Excerpted data

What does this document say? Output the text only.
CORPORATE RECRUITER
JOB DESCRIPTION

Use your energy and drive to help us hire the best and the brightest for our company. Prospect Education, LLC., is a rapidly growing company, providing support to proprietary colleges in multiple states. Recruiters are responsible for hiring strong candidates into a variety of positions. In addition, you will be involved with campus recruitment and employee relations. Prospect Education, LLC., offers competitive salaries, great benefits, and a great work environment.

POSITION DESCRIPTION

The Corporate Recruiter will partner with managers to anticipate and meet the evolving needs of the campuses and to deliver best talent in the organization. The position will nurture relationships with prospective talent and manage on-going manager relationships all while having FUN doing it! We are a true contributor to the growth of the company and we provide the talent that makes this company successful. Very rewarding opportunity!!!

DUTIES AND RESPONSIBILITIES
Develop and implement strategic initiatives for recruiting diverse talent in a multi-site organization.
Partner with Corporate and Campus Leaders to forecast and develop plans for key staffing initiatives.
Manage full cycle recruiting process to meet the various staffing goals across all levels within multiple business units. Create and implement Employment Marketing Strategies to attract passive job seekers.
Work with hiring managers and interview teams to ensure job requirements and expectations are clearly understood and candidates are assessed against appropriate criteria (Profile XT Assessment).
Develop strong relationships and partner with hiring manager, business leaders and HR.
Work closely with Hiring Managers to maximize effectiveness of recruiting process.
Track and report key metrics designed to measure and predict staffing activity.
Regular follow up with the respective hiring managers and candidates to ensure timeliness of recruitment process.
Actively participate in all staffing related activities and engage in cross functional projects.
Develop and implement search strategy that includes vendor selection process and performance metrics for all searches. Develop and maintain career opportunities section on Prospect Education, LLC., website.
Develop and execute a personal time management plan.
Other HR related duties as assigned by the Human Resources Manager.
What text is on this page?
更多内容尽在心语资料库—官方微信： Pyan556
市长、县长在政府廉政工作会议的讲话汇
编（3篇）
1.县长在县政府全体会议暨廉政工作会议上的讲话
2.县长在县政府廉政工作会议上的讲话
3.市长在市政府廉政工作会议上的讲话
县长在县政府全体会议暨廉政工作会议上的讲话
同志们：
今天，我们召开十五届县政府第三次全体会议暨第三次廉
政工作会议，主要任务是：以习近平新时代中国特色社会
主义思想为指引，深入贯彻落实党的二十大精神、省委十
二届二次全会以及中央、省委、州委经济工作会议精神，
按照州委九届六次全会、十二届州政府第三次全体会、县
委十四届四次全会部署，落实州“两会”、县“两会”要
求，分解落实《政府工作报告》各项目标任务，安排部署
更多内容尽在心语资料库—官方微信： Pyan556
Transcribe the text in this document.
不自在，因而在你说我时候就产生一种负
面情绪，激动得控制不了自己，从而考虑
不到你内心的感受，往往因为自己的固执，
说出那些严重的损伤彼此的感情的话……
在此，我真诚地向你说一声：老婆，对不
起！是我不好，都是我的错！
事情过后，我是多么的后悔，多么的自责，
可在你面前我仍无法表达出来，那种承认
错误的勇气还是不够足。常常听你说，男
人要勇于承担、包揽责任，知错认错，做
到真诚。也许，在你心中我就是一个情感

Objective
Using the listing above, please repeat every entry exactly.

Task output
What does this document say? Output the text only.
CORPORATE RECRUITER
JOB DESCRIPTION

Use your energy and drive to help us hire the best and the brightest for our company. Prospect Education, LLC., is a rapidly growing company, providing support to proprietary colleges in multiple states. Recruiters are responsible for hiring strong candidates into a variety of positions. In addition, you will be involved with campus recruitment and employee relations. Prospect Education, LLC., offers competitive salaries, great benefits, and a great work environment.

POSITION DESCRIPTION

The Corporate Recruiter will partner with managers to anticipate and meet the evolving needs of the campuses and to deliver best talent in the organization. The position will nurture relationships with prospective talent and manage on-going manager relationships all while having FUN doing it! We are a true contributor to the growth of the company and we provide the talent that makes this company successful. Very rewarding opportunity!!!

DUTIES AND RESPONSIBILITIES
Develop and implement strategic initiatives for recruiting diverse talent in a multi-site organization.
Partner with Corporate and Campus Leaders to forecast and develop plans for key staffing initiatives.
Manage full cycle recruiting process to meet the various staffing goals across all levels within multiple business units. Create and implement Employment Marketing Strategies to attract passive job seekers.
Work with hiring managers and interview teams to ensure job requirements and expectations are clearly understood and candidates are assessed against appropriate criteria (Profile XT Assessment).
Develop strong relationships and partner with hiring manager, business leaders and HR.
Work closely with Hiring Managers to maximize effectiveness of recruiting process.
Track and report key metrics designed to measure and predict staffing activity.
Regular follow up with the respective hiring managers and candidates to ensure timeliness of recruitment process.
Actively participate in all staffing related activities and engage in cross functional projects.
Develop and implement search strategy that includes vendor selection process and performance metrics for all searches. Develop and maintain career opportunities section on Prospect Education, LLC., website.
Develop and execute a personal time management plan.
Other HR related duties as assigned by the Human Resources Manager.
What text is on this page?
更多内容尽在心语资料库—官方微信： Pyan556
市长、县长在政府廉政工作会议的讲话汇
编（3篇）
1.县长在县政府全体会议暨廉政工作会议上的讲话
2.县长在县政府廉政工作会议上的讲话
3.市长在市政府廉政工作会议上的讲话
县长在县政府全体会议暨廉政工作会议上的讲话
同志们：
今天，我们召开十五届县政府第三次全体会议暨第三次廉
政工作会议，主要任务是：以习近平新时代中国特色社会
主义思想为指引，深入贯彻落实党的二十大精神、省委十
二届二次全会以及中央、省委、州委经济工作会议精神，
按照州委九届六次全会、十二届州政府第三次全体会、县
委十四届四次全会部署，落实州“两会”、县“两会”要
求，分解落实《政府工作报告》各项目标任务，安排部署
更多内容尽在心语资料库—官方微信： Pyan556
Transcribe the text in this document.
不自在，因而在你说我时候就产生一种负
面情绪，激动得控制不了自己，从而考虑
不到你内心的感受，往往因为自己的固执，
说出那些严重的损伤彼此的感情的话……
在此，我真诚地向你说一声：老婆，对不
起！是我不好，都是我的错！
事情过后，我是多么的后悔，多么的自责，
可在你面前我仍无法表达出来，那种承认
错误的勇气还是不够足。常常听你说，男
人要勇于承担、包揽责任，知错认错，做
到真诚。也许，在你心中我就是一个情感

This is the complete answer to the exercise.